◆ Exercice proposé 1 ◆
Reproduisez intégralement la lettre adressée à François Bon, sans y changer un seul mot.

◆ Passage cité ◆
Cher François Bon,
je
me permets de te tutoyer, parce que j’aurais bien du mal à voussoyer celui avec
qui je partage un intérêt plus que marqué pour les Stones, Dylan ou Led
Zeppelin. Je viens d’achever la lecture de ton plaidoyer pour les nouveaux
supports de la littérature – évolution inéluctable dans laquelle je me trouve
pris comme dans une nasse, sans rien y pouvoir, sans y être vraiment opposé non
plus (triomphe du système cybernétique), comprenant bien qu’elle est en partie
initiée et contrôlée par de grands groupes capitalistes dont la motivation est
le profit et qui ont réussi à faire passer un patron ultra-libéral récemment
disparu pour un gourou sympathique et libertaire. Cette mutation a eu lieu, il
serait vain de le nier. Nous sommes désormais dans l’immédiateté, l’hyper
connexion, l’hyper présent. Il faut vérifier à chaque instant si nous avons un
message, sur notre iphone, notre ipad, si nous sommes sollicité par un nouvel
« ami » – quelle blague, ce terme galvaudé ! – sur
Facebook, bref être dans la distraction permanente. Certes, une initiative
comme publie.net (dont le postulat « le
contemporain s’écrit numérique » est discutable) peut aider à mettre
du sens dans tout cela mais, je te prie de me croire, mes élèves ne sont pas
connectés en permanence pour accéder à la littérature, la poésie ou la
philosophie (si ce n’est pour faire un copié collé de temps à autre). On sent
poindre la dictature soft des marchés derrière les écrans de veille, n’est-ce
pas (sans même soulever la question de l’exploitation de ceux qui fabriquent
les objets dont on nous dit un si grand bien – par exemple les 700 000
chinois travaillant pour Apple – ni celle de la pollution à outrance des sites
producteurs).

◆ Enregistrements fournis ◆
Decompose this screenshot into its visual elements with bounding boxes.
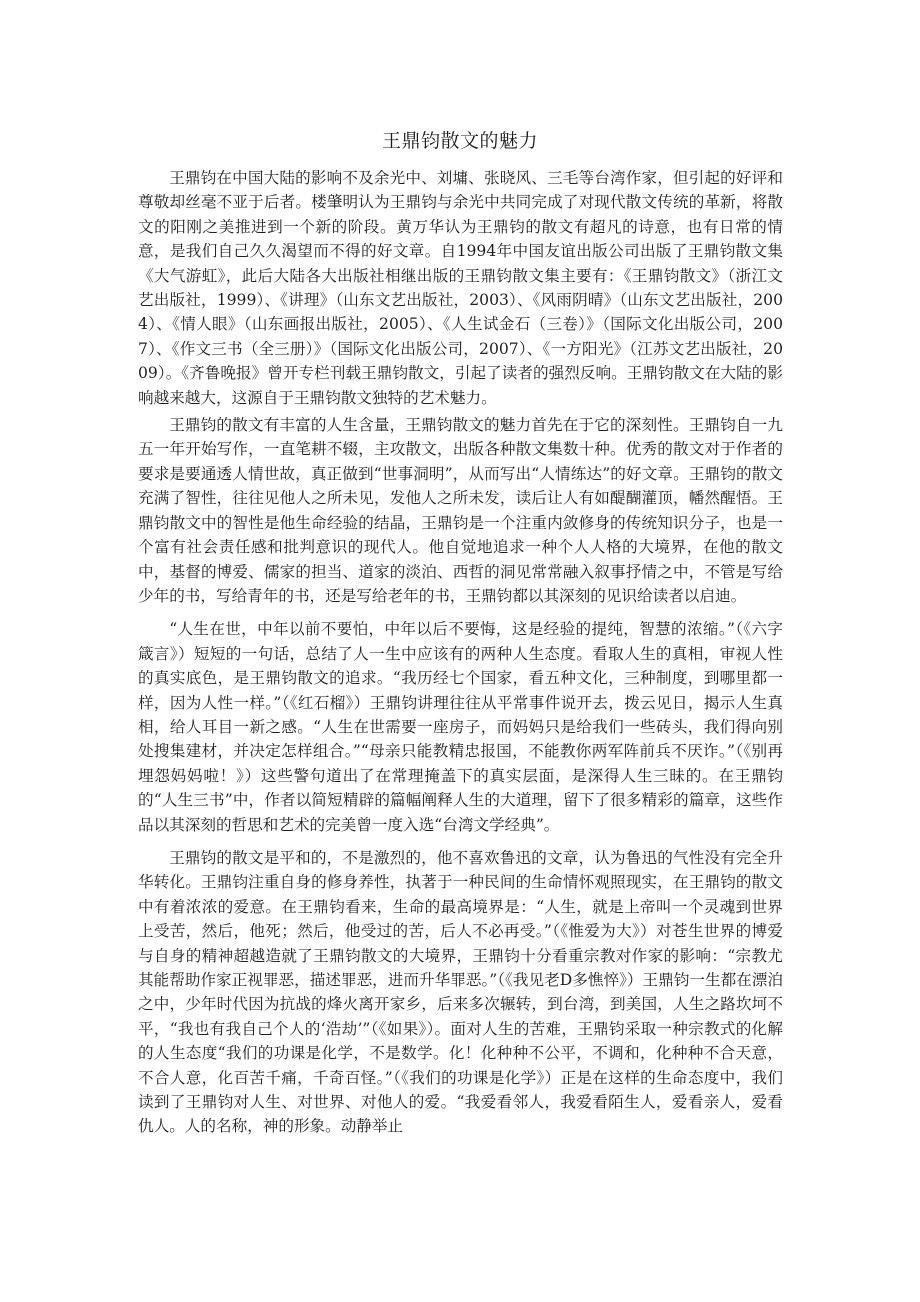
paragraph-4: 王鼎钧的散文是平和的，不是激烈的，他不喜欢鲁迅的文章，认为鲁迅的气性没有完全升华转化。王鼎钧注重自身的修身养性，执著于一种民间的生命情怀观照现实，在王鼎钧的散文中有着浓浓的爱意。在王鼎钧看来，生命的最高境界是：“人生，就是上帝叫一个灵魂到世界上受苦，然后，他死；然后，他受过的苦，后人不必再受。”（《惟爱为大》）对苍生世界的博爱与自身的精神超越造就了王鼎钧散文的大境界，王鼎钧十分看重宗教对作家的影响：“宗教尤其能帮助作家正视罪恶，描述罪恶，进而升华罪恶。”（《我见老D多憔悴》）王鼎钧一生都在漂泊之中，少年时代因为抗战的烽火离开家乡，后来多次辗转，到台湾，到美国，人生之路坎坷不平，“我也有我自己个人的‘浩劫’”（《如果》）。面对人生的苦难，王鼎钧采取一种宗教式的化解的人生态度“我们的功课是化学，不是数学。化！化种种不公平，不调和，化种种不合天意，不合人意，化百苦千痛，千奇百怪。”（《我们的功课是化学》）正是在这样的生命态度中，我们读到了王鼎钧对人生、对世界、对他人的爱。“我爱看邻人，我爱看陌生人，爱看亲人，爱看仇人。人的名称，神的形象。动静举止 bbox=[138, 848, 783, 1136]
paragraph-2: 王鼎钧的散文有丰富的人生含量，王鼎钧散文的魅力首先在于它的深刻性。王鼎钧自一九五一年开始写作，一直笔耕不辍，主攻散文，出版各种散文集数十种。优秀的散文对于作者的要求是要通透人情世故，真正做到“世事洞明”，从而写出“人情练达”的好文章。王鼎钧的散文充满了智性，往往见他人之所未见，发他人之所未发，读后让人有如醍醐灌顶，幡然醒悟。王鼎钧散文中的智性是他生命经验的结晶，王鼎钧是一个注重内敛修身的传统知识分子，也是一个富有社会责任感和批判意识的现代人。他自觉地追求一种个人人格的大境界，在他的散文中，基督的博爱、儒家的担当、道家的淡泊、西哲的洞见常常融入叙事抒情之中，不管是写给少年的书，写给青年的书，还是写给老年的书，王鼎钧都以其深刻的见识给读者以启迪。 bbox=[138, 416, 783, 605]
document-title: 王鼎钧散文的魅力 bbox=[381, 130, 538, 152]
document-body bbox=[138, 166, 783, 1139]
paragraph-3: “人生在世，中年以前不要怕，中年以后不要悔，这是经验的提纯，智慧的浓缩。”（《六字箴言》）短短的一句话，总结了人一生中应该有的两种人生态度。看取人生的真相，审视人性的真实底色，是王鼎钧散文的追求。“我历经七个国家，看五种文化，三种制度，到哪里都一样，因为人性一样。”（《红石榴》）王鼎钧讲理往往从平常事件说开去，拨云见日，揭示人生真相，给人耳目一新之感。“人生在世需要一座房子，而妈妈只是给我们一些砖头，我们得向别处搜集建材，并决定怎样组合。”“母亲只能教精忠报国，不能教你两军阵前兵不厌诈。”（《别再埋怨妈妈啦！》）这些警句道出了在常理掩盖下的真实层面，是深得人生三昧的。在王鼎钧的“人生三书”中，作者以简短精辟的篇幅阐释人生的大道理，留下了很多精彩的篇章，这些作品以其深刻的哲思和艺术的完美曾一度入选“台湾文学经典”。 bbox=[138, 620, 783, 834]
paragraph-1: 王鼎钧在中国大陆的影响不及余光中、刘墉、张晓风、三毛等台湾作家，但引起的好评和尊敬却丝毫不亚于后者。楼肇明认为王鼎钧与余光中共同完成了对现代散文传统的革新，将散文的阳刚之美推进到一个新的阶段。黄万华认为王鼎钧的散文有超凡的诗意，也有日常的情意，是我们自己久久渴望而不得的好文章。自1994年中国友谊出版公司出版了王鼎钧散文集《大气游虹》，此后大陆各大出版社相继出版的王鼎钧散文集主要有：《王鼎钧散文》（浙江文艺出版社，1999）、《讲理》（山东文艺出版社，2003）、《风雨阴晴》（山东文艺出版社，2004）、《情人眼》（山东画报出版社，2005）、《人生试金石（三卷）》（国际文化出版公司，2007）、《作文三书（全三册）》（国际文化出版公司，2007）、《一方阳光》（江苏文艺出版社，2009）。《齐鲁晚报》曾开专栏刊载王鼎钧散文，引起了读者的强烈反响。王鼎钧散文在大陆的影响越来越大，这源自于王鼎钧散文独特的艺术魅力。 bbox=[138, 169, 783, 407]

◆ Exercice proposé 2 ◆
Présentez toutes les lignes des enregistrements ci-dessus sous forme de liste numérotée, en omettant les lignes vides. Laissez les images hors de votre réponse.

◆ Corrigé 1 ◆
Cher François Bon,
je
me permets de te tutoyer, parce que j’aurais bien du mal à voussoyer celui avec
qui je partage un intérêt plus que marqué pour les Stones, Dylan ou Led
Zeppelin. Je viens d’achever la lecture de ton plaidoyer pour les nouveaux
supports de la littérature – évolution inéluctable dans laquelle je me trouve
pris comme dans une nasse, sans rien y pouvoir, sans y être vraiment opposé non
plus (triomphe du système cybernétique), comprenant bien qu’elle est en partie
initiée et contrôlée par de grands groupes capitalistes dont la motivation est
le profit et qui ont réussi à faire passer un patron ultra-libéral récemment
disparu pour un gourou sympathique et libertaire. Cette mutation a eu lieu, il
serait vain de le nier. Nous sommes désormais dans l’immédiateté, l’hyper
connexion, l’hyper présent. Il faut vérifier à chaque instant si nous avons un
message, sur notre iphone, notre ipad, si nous sommes sollicité par un nouvel
« ami » – quelle blague, ce terme galvaudé ! – sur
Facebook, bref être dans la distraction permanente. Certes, une initiative
comme publie.net (dont le postulat « le
contemporain s’écrit numérique » est discutable) peut aider à mettre
du sens dans tout cela mais, je te prie de me croire, mes élèves ne sont pas
connectés en permanence pour accéder à la littérature, la poésie ou la
philosophie (si ce n’est pour faire un copié collé de temps à autre). On sent
poindre la dictature soft des marchés derrière les écrans de veille, n’est-ce
pas (sans même soulever la question de l’exploitation de ceux qui fabriquent
les objets dont on nous dit un si grand bien – par exemple les 700 000
chinois travaillant pour Apple – ni celle de la pollution à outrance des sites
producteurs).

◆ Corrigé 2 ◆
1. Decompose this screenshot into its visual elements with bounding boxes.
2. paragraph-4: 王鼎钧的散文是平和的，不是激烈的，他不喜欢鲁迅的文章，认为鲁迅的气性没有完全升华转化。王鼎钧注重自身的修身养性，执著于一种民间的生命情怀观照现实，在王鼎钧的散文中有着浓浓的爱意。在王鼎钧看来，生命的最高境界是：“人生，就是上帝叫一个灵魂到世界上受苦，然后，他死；然后，他受过的苦，后人不必再受。”（《惟爱为大》）对苍生世界的博爱与自身的精神超越造就了王鼎钧散文的大境界，王鼎钧十分看重宗教对作家的影响：“宗教尤其能帮助作家正视罪恶，描述罪恶，进而升华罪恶。”（《我见老D多憔悴》）王鼎钧一生都在漂泊之中，少年时代因为抗战的烽火离开家乡，后来多次辗转，到台湾，到美国，人生之路坎坷不平，“我也有我自己个人的‘浩劫’”（《如果》）。面对人生的苦难，王鼎钧采取一种宗教式的化解的人生态度“我们的功课是化学，不是数学。化！化种种不公平，不调和，化种种不合天意，不合人意，化百苦千痛，千奇百怪。”（《我们的功课是化学》）正是在这样的生命态度中，我们读到了王鼎钧对人生、对世界、对他人的爱。“我爱看邻人，我爱看陌生人，爱看亲人，爱看仇人。人的名称，神的形象。动静举止 bbox=[138, 848, 783, 1136]
3. paragraph-2: 王鼎钧的散文有丰富的人生含量，王鼎钧散文的魅力首先在于它的深刻性。王鼎钧自一九五一年开始写作，一直笔耕不辍，主攻散文，出版各种散文集数十种。优秀的散文对于作者的要求是要通透人情世故，真正做到“世事洞明”，从而写出“人情练达”的好文章。王鼎钧的散文充满了智性，往往见他人之所未见，发他人之所未发，读后让人有如醍醐灌顶，幡然醒悟。王鼎钧散文中的智性是他生命经验的结晶，王鼎钧是一个注重内敛修身的传统知识分子，也是一个富有社会责任感和批判意识的现代人。他自觉地追求一种个人人格的大境界，在他的散文中，基督的博爱、儒家的担当、道家的淡泊、西哲的洞见常常融入叙事抒情之中，不管是写给少年的书，写给青年的书，还是写给老年的书，王鼎钧都以其深刻的见识给读者以启迪。 bbox=[138, 416, 783, 605]
4. document-title: 王鼎钧散文的魅力 bbox=[381, 130, 538, 152]
5. document-body bbox=[138, 166, 783, 1139]
6. paragraph-3: “人生在世，中年以前不要怕，中年以后不要悔，这是经验的提纯，智慧的浓缩。”（《六字箴言》）短短的一句话，总结了人一生中应该有的两种人生态度。看取人生的真相，审视人性的真实底色，是王鼎钧散文的追求。“我历经七个国家，看五种文化，三种制度，到哪里都一样，因为人性一样。”（《红石榴》）王鼎钧讲理往往从平常事件说开去，拨云见日，揭示人生真相，给人耳目一新之感。“人生在世需要一座房子，而妈妈只是给我们一些砖头，我们得向别处搜集建材，并决定怎样组合。”“母亲只能教精忠报国，不能教你两军阵前兵不厌诈。”（《别再埋怨妈妈啦！》）这些警句道出了在常理掩盖下的真实层面，是深得人生三昧的。在王鼎钧的“人生三书”中，作者以简短精辟的篇幅阐释人生的大道理，留下了很多精彩的篇章，这些作品以其深刻的哲思和艺术的完美曾一度入选“台湾文学经典”。 bbox=[138, 620, 783, 834]
7. paragraph-1: 王鼎钧在中国大陆的影响不及余光中、刘墉、张晓风、三毛等台湾作家，但引起的好评和尊敬却丝毫不亚于后者。楼肇明认为王鼎钧与余光中共同完成了对现代散文传统的革新，将散文的阳刚之美推进到一个新的阶段。黄万华认为王鼎钧的散文有超凡的诗意，也有日常的情意，是我们自己久久渴望而不得的好文章。自1994年中国友谊出版公司出版了王鼎钧散文集《大气游虹》，此后大陆各大出版社相继出版的王鼎钧散文集主要有：《王鼎钧散文》（浙江文艺出版社，1999）、《讲理》（山东文艺出版社，2003）、《风雨阴晴》（山东文艺出版社，2004）、《情人眼》（山东画报出版社，2005）、《人生试金石（三卷）》（国际文化出版公司，2007）、《作文三书（全三册）》（国际文化出版公司，2007）、《一方阳光》（江苏文艺出版社，2009）。《齐鲁晚报》曾开专栏刊载王鼎钧散文，引起了读者的强烈反响。王鼎钧散文在大陆的影响越来越大，这源自于王鼎钧散文独特的艺术魅力。 bbox=[138, 169, 783, 407]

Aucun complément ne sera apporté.